→ Exercise directions: Leave the pictures out and reproduce, exactly, the lines from the one with "Read all visible content and emit it as JSON." through the end of the entries below.

→ Records contained in a dataset:
___

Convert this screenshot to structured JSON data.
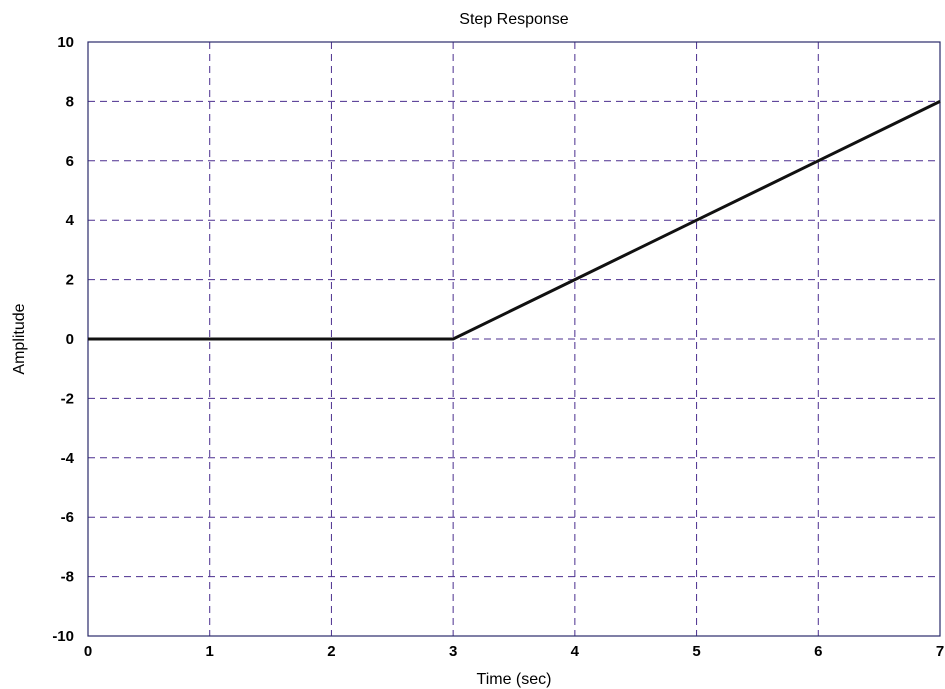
{
  "chart_data": {
    "type": "line",
    "title": "Step Response",
    "xlabel": "Time (sec)",
    "ylabel": "Amplitude",
    "xlim": [
      0,
      7
    ],
    "ylim": [
      -10,
      10
    ],
    "xticks": [
      0,
      1,
      2,
      3,
      4,
      5,
      6,
      7
    ],
    "xtick_labels": [
      "0",
      "1",
      "2",
      "3",
      "4",
      "5",
      "6",
      "7"
    ],
    "yticks": [
      -10,
      -8,
      -6,
      -4,
      -2,
      0,
      2,
      4,
      6,
      8,
      10
    ],
    "ytick_labels": [
      "-10",
      "-8",
      "-6",
      "-4",
      "-2",
      "0",
      "2",
      "4",
      "6",
      "8",
      "10"
    ],
    "grid": true,
    "series": [
      {
        "x": [
          0,
          1,
          2,
          3,
          4,
          5,
          6,
          7
        ],
        "y": [
          0,
          0,
          0,
          0,
          2,
          4,
          6,
          8
        ],
        "color": "#111111"
      }
    ]
  }
}
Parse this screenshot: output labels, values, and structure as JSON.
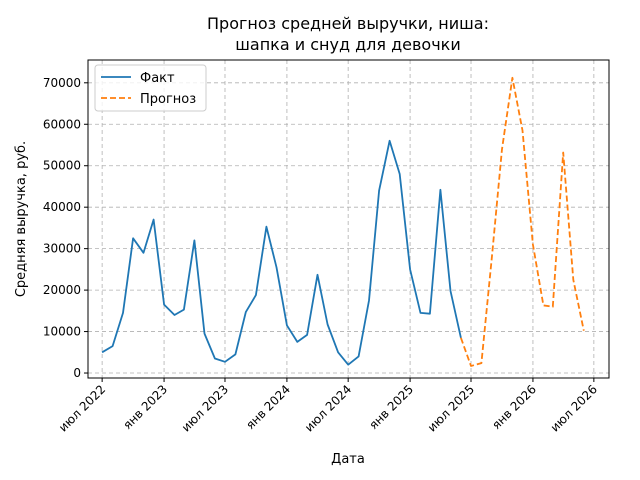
{
  "chart_data": {
    "type": "line",
    "title_lines": [
      "Прогноз средней выручки, ниша:",
      "шапка и снуд для девочки"
    ],
    "xlabel": "Дата",
    "ylabel": "Средняя выручка, руб.",
    "ylim": [
      -1200,
      75500
    ],
    "xlim": [
      "2022-05-20",
      "2026-08-15"
    ],
    "grid": true,
    "legend_position": "top-left",
    "x_ticks": [
      {
        "date": "2022-07-01",
        "label": "июл 2022"
      },
      {
        "date": "2023-01-01",
        "label": "янв 2023"
      },
      {
        "date": "2023-07-01",
        "label": "июл 2023"
      },
      {
        "date": "2024-01-01",
        "label": "янв 2024"
      },
      {
        "date": "2024-07-01",
        "label": "июл 2024"
      },
      {
        "date": "2025-01-01",
        "label": "янв 2025"
      },
      {
        "date": "2025-07-01",
        "label": "июл 2025"
      },
      {
        "date": "2026-01-01",
        "label": "янв 2026"
      },
      {
        "date": "2026-07-01",
        "label": "июл 2026"
      }
    ],
    "y_ticks": [
      {
        "value": 0,
        "label": "0"
      },
      {
        "value": 10000,
        "label": "10000"
      },
      {
        "value": 20000,
        "label": "20000"
      },
      {
        "value": 30000,
        "label": "30000"
      },
      {
        "value": 40000,
        "label": "40000"
      },
      {
        "value": 50000,
        "label": "50000"
      },
      {
        "value": 60000,
        "label": "60000"
      },
      {
        "value": 70000,
        "label": "70000"
      }
    ],
    "series": [
      {
        "name": "Факт",
        "color": "#1f77b4",
        "dash": "solid",
        "x": [
          "2022-07-01",
          "2022-08-01",
          "2022-09-01",
          "2022-10-01",
          "2022-11-01",
          "2022-12-01",
          "2023-01-01",
          "2023-02-01",
          "2023-03-01",
          "2023-04-01",
          "2023-05-01",
          "2023-06-01",
          "2023-07-01",
          "2023-08-01",
          "2023-09-01",
          "2023-10-01",
          "2023-11-01",
          "2023-12-01",
          "2024-01-01",
          "2024-02-01",
          "2024-03-01",
          "2024-04-01",
          "2024-05-01",
          "2024-06-01",
          "2024-07-01",
          "2024-08-01",
          "2024-09-01",
          "2024-10-01",
          "2024-11-01",
          "2024-12-01",
          "2025-01-01",
          "2025-02-01",
          "2025-03-01",
          "2025-04-01",
          "2025-05-01",
          "2025-06-01"
        ],
        "values": [
          5000,
          6500,
          14500,
          32500,
          29000,
          37000,
          16500,
          14000,
          15300,
          32000,
          9500,
          3500,
          2700,
          4500,
          14700,
          18800,
          35300,
          25500,
          11500,
          7500,
          9200,
          23700,
          11700,
          5000,
          2000,
          4000,
          17500,
          44000,
          56000,
          48000,
          25000,
          14500,
          14300,
          44200,
          19800,
          8500
        ]
      },
      {
        "name": "Прогноз",
        "color": "#ff7f0e",
        "dash": "dashed",
        "x": [
          "2025-06-01",
          "2025-07-01",
          "2025-08-01",
          "2025-09-01",
          "2025-10-01",
          "2025-11-01",
          "2025-12-01",
          "2026-01-01",
          "2026-02-01",
          "2026-03-01",
          "2026-04-01",
          "2026-05-01",
          "2026-06-01"
        ],
        "values": [
          8500,
          1700,
          2400,
          28000,
          54000,
          71200,
          58500,
          31000,
          16300,
          16000,
          53200,
          22500,
          10200
        ]
      }
    ]
  }
}
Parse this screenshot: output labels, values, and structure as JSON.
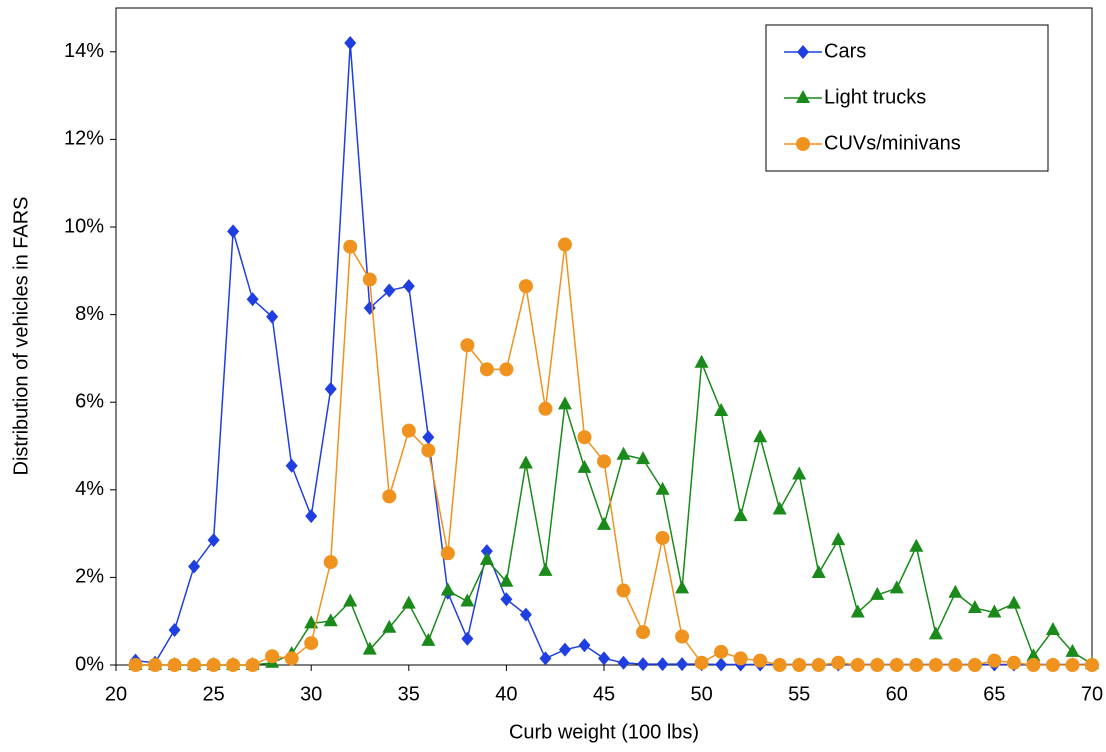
{
  "chart_data": {
    "type": "line",
    "x_label": "Curb weight (100 lbs)",
    "y_label": "Distribution of vehicles in FARS",
    "x": [
      21,
      22,
      23,
      24,
      25,
      26,
      27,
      28,
      29,
      30,
      31,
      32,
      33,
      34,
      35,
      36,
      37,
      38,
      39,
      40,
      41,
      42,
      43,
      44,
      45,
      46,
      47,
      48,
      49,
      50,
      51,
      52,
      53,
      54,
      55,
      56,
      57,
      58,
      59,
      60,
      61,
      62,
      63,
      64,
      65,
      66,
      67,
      68,
      69,
      70
    ],
    "series": [
      {
        "name": "Cars",
        "color": "#1f3fe0",
        "marker": "diamond",
        "values": [
          0.1,
          0.05,
          0.8,
          2.25,
          2.85,
          9.9,
          8.35,
          7.95,
          4.55,
          3.4,
          6.3,
          14.2,
          8.15,
          8.55,
          8.65,
          5.2,
          1.65,
          0.6,
          2.6,
          1.5,
          1.15,
          0.15,
          0.35,
          0.45,
          0.15,
          0.05,
          0.02,
          0.02,
          0.02,
          0.02,
          0.01,
          0.01,
          0.01,
          0.01,
          0.01,
          0.01,
          0.01,
          0.01,
          0.01,
          0.01,
          0.01,
          0.01,
          0.01,
          0.01,
          0.01,
          0.01,
          0.01,
          0.01,
          0.01,
          0.01
        ]
      },
      {
        "name": "Light trucks",
        "color": "#1a8a1a",
        "marker": "triangle",
        "values": [
          0,
          0,
          0,
          0,
          0,
          0,
          0,
          0.05,
          0.25,
          0.95,
          1.0,
          1.45,
          0.35,
          0.85,
          1.4,
          0.55,
          1.7,
          1.45,
          2.4,
          1.9,
          4.6,
          2.15,
          5.95,
          4.5,
          3.2,
          4.8,
          4.7,
          4.0,
          1.75,
          6.9,
          5.8,
          3.4,
          5.2,
          3.55,
          4.35,
          2.1,
          2.85,
          1.2,
          1.6,
          1.75,
          2.7,
          0.7,
          1.65,
          1.3,
          1.2,
          1.4,
          0.2,
          0.8,
          0.3,
          0.02
        ]
      },
      {
        "name": "CUVs/minivans",
        "color": "#f0921e",
        "marker": "circle",
        "values": [
          0,
          0,
          0,
          0,
          0,
          0,
          0,
          0.2,
          0.15,
          0.5,
          2.35,
          9.55,
          8.8,
          3.85,
          5.35,
          4.9,
          2.55,
          7.3,
          6.75,
          6.75,
          8.65,
          5.85,
          9.6,
          5.2,
          4.65,
          1.7,
          0.75,
          2.9,
          0.65,
          0.05,
          0.3,
          0.15,
          0.1,
          0,
          0,
          0,
          0.05,
          0,
          0,
          0,
          0,
          0,
          0,
          0,
          0.1,
          0.05,
          0,
          0,
          0,
          0
        ]
      }
    ],
    "xlim": [
      20,
      70
    ],
    "xticks": [
      20,
      25,
      30,
      35,
      40,
      45,
      50,
      55,
      60,
      65,
      70
    ],
    "ylim": [
      0,
      15
    ],
    "yticks": [
      {
        "value": 0,
        "label": "0%"
      },
      {
        "value": 2,
        "label": "2%"
      },
      {
        "value": 4,
        "label": "4%"
      },
      {
        "value": 6,
        "label": "6%"
      },
      {
        "value": 8,
        "label": "8%"
      },
      {
        "value": 10,
        "label": "10%"
      },
      {
        "value": 12,
        "label": "12%"
      },
      {
        "value": 14,
        "label": "14%"
      }
    ],
    "grid": false,
    "legend": "top-right"
  }
}
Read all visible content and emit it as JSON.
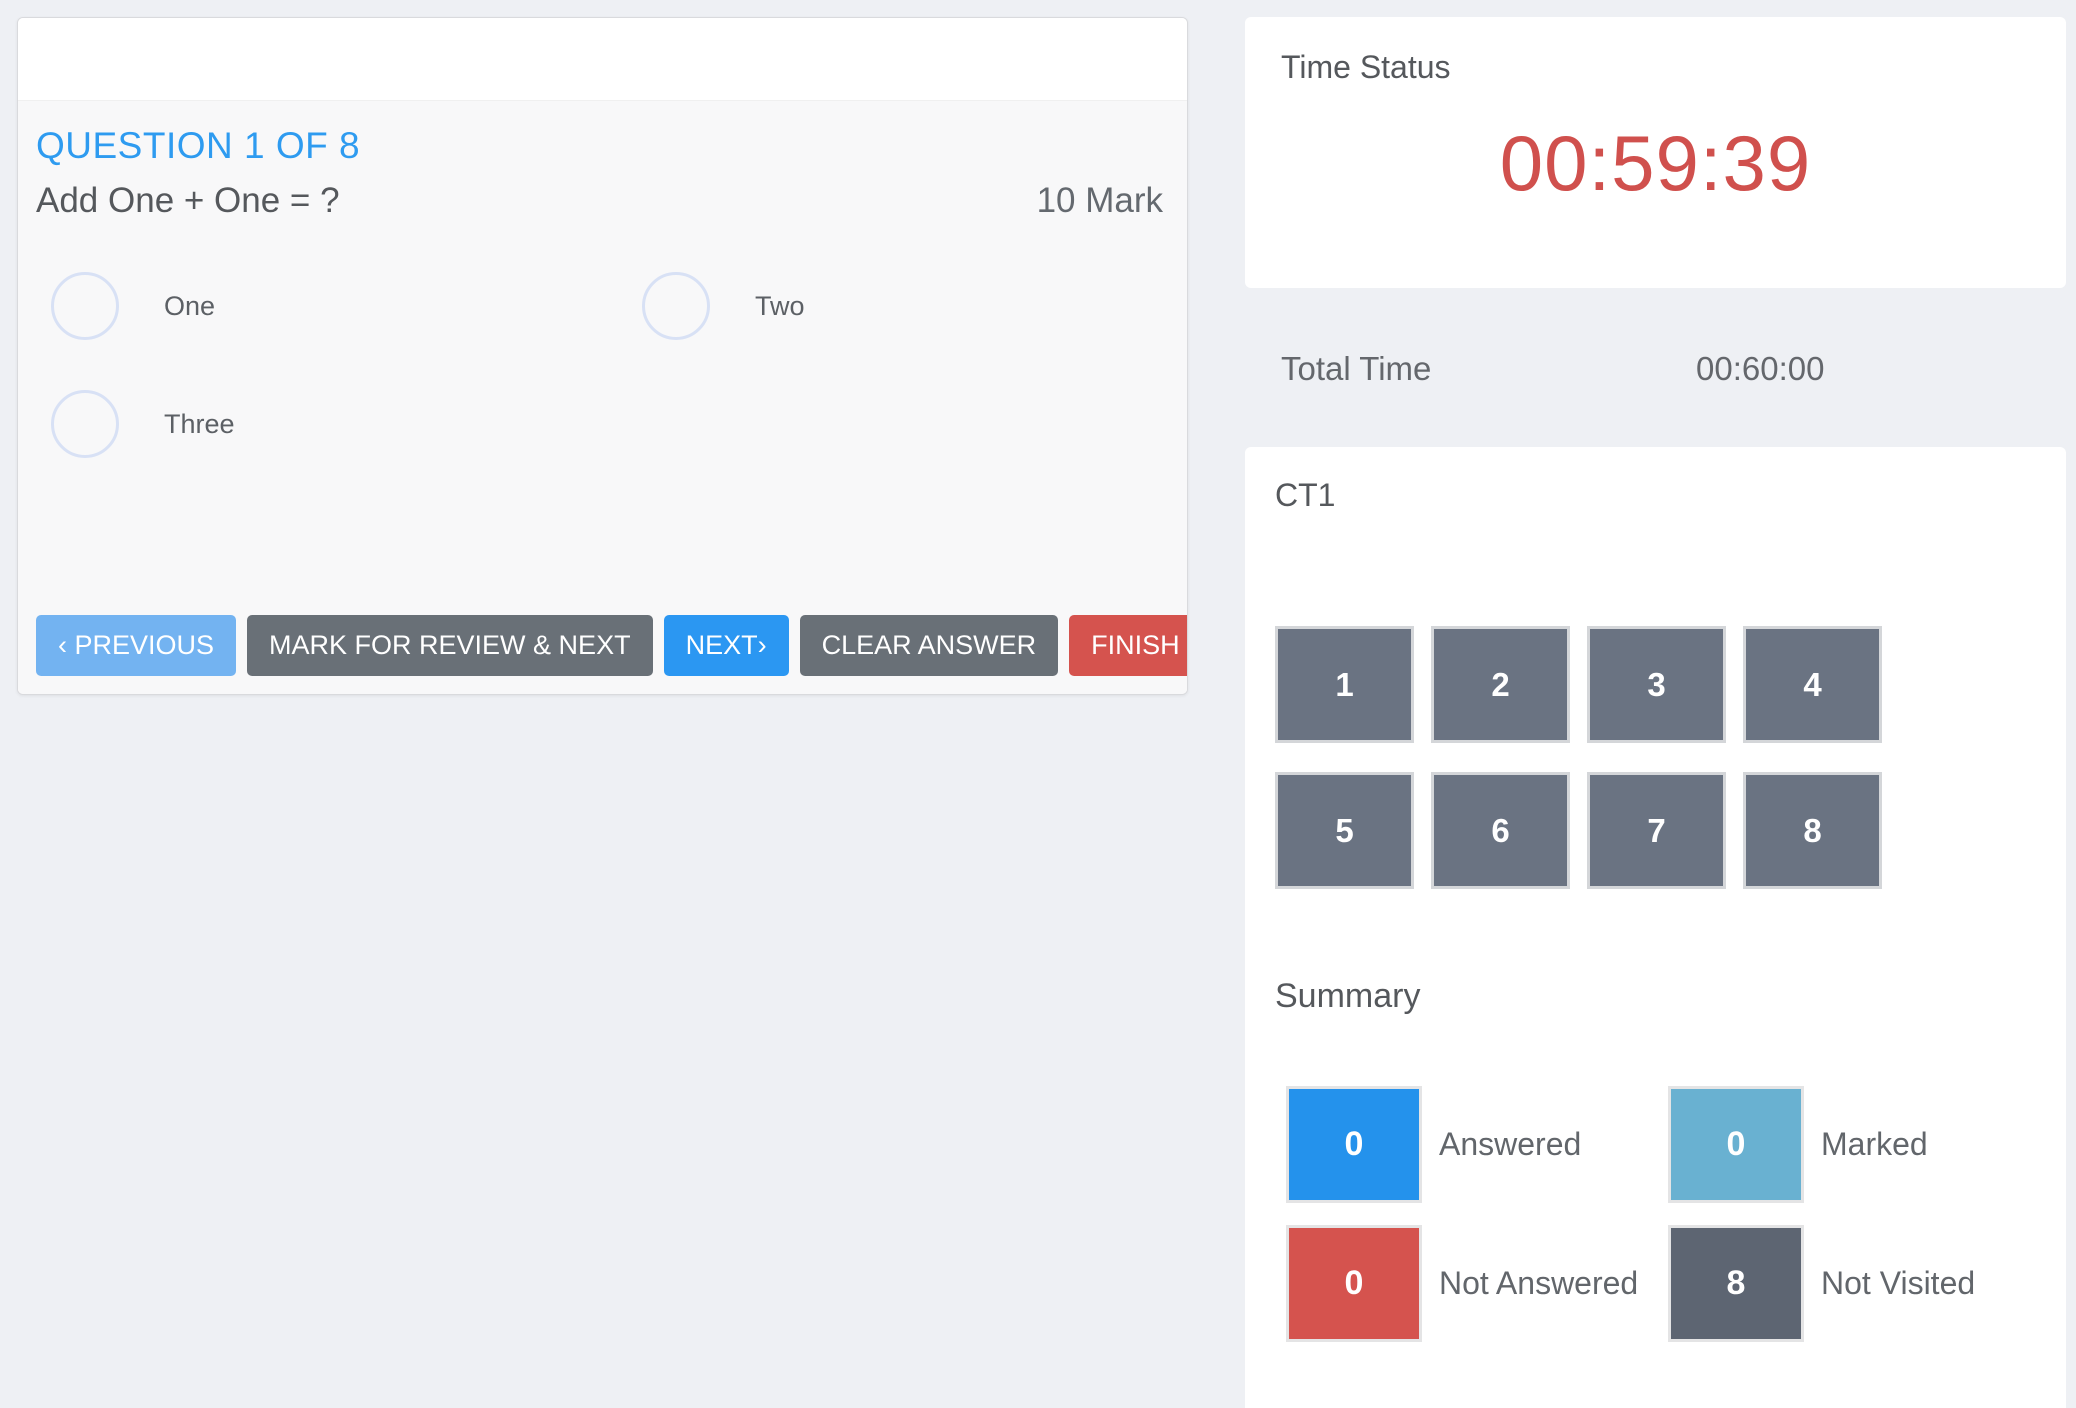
{
  "question_panel": {
    "question_number_label": "QUESTION 1 OF 8",
    "question_text": "Add One + One = ?",
    "mark_label": "10 Mark",
    "options": [
      {
        "label": "One"
      },
      {
        "label": "Two"
      },
      {
        "label": "Three"
      }
    ],
    "buttons": {
      "previous": "‹ PREVIOUS",
      "mark_for_review": "MARK FOR REVIEW & NEXT",
      "next": "NEXT›",
      "clear": "CLEAR ANSWER",
      "finish": "FINISH"
    }
  },
  "time_panel": {
    "title": "Time Status",
    "remaining_time": "00:59:39",
    "total_time_label": "Total Time",
    "total_time_value": "00:60:00"
  },
  "section_panel": {
    "section_name": "CT1",
    "question_numbers": [
      "1",
      "2",
      "3",
      "4",
      "5",
      "6",
      "7",
      "8"
    ],
    "summary_title": "Summary",
    "summary": [
      {
        "count": "0",
        "label": "Answered",
        "color": "#2492ec"
      },
      {
        "count": "0",
        "label": "Marked",
        "color": "#69b1d1"
      },
      {
        "count": "0",
        "label": "Not Answered",
        "color": "#d5534e"
      },
      {
        "count": "8",
        "label": "Not Visited",
        "color": "#5d6572"
      }
    ]
  },
  "colors": {
    "page_background": "#eef0f4",
    "question_title_blue": "#2e9bf0",
    "timer_red": "#d0504d",
    "previous_button_blue": "#73b3f1",
    "next_button_blue": "#2b97f2",
    "gray_button": "#697077",
    "finish_button_red": "#d5534e",
    "grid_button_slate": "#6a7382"
  }
}
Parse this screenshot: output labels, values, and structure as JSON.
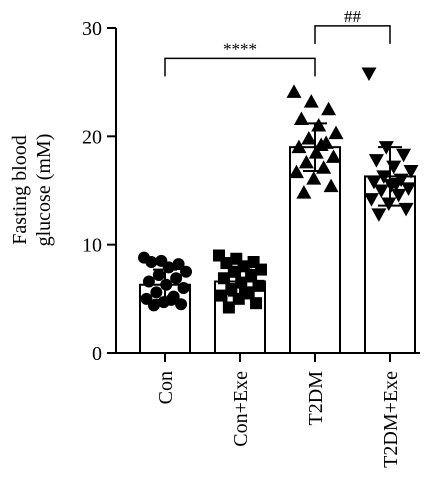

___

→ Answer to the problem:
Read all visible content and emit it as JSON.
{
  "question_panel": {
    "question_number_label": "QUESTION 1 OF 8",
    "question_text": "Add One + One = ?",
    "mark_label": "10 Mark",
    "options": [
      {
        "label": "One"
      },
      {
        "label": "Two"
      },
      {
        "label": "Three"
      }
    ],
    "buttons": {
      "previous": "‹ PREVIOUS",
      "mark_for_review": "MARK FOR REVIEW & NEXT",
      "next": "NEXT›",
      "clear": "CLEAR ANSWER",
      "finish": "FINISH"
    }
  },
  "time_panel": {
    "title": "Time Status",
    "remaining_time": "00:59:39",
    "total_time_label": "Total Time",
    "total_time_value": "00:60:00"
  },
  "section_panel": {
    "section_name": "CT1",
    "question_numbers": [
      "1",
      "2",
      "3",
      "4",
      "5",
      "6",
      "7",
      "8"
    ],
    "summary_title": "Summary",
    "summary": [
      {
        "count": "0",
        "label": "Answered",
        "color": "#2492ec"
      },
      {
        "count": "0",
        "label": "Marked",
        "color": "#69b1d1"
      },
      {
        "count": "0",
        "label": "Not Answered",
        "color": "#d5534e"
      },
      {
        "count": "8",
        "label": "Not Visited",
        "color": "#5d6572"
      }
    ]
  },
  "colors": {
    "page_background": "#eef0f4",
    "question_title_blue": "#2e9bf0",
    "timer_red": "#d0504d",
    "previous_button_blue": "#73b3f1",
    "next_button_blue": "#2b97f2",
    "gray_button": "#697077",
    "finish_button_red": "#d5534e",
    "grid_button_slate": "#6a7382"
  }
}
Parse this screenshot: output labels, values, and structure as JSON.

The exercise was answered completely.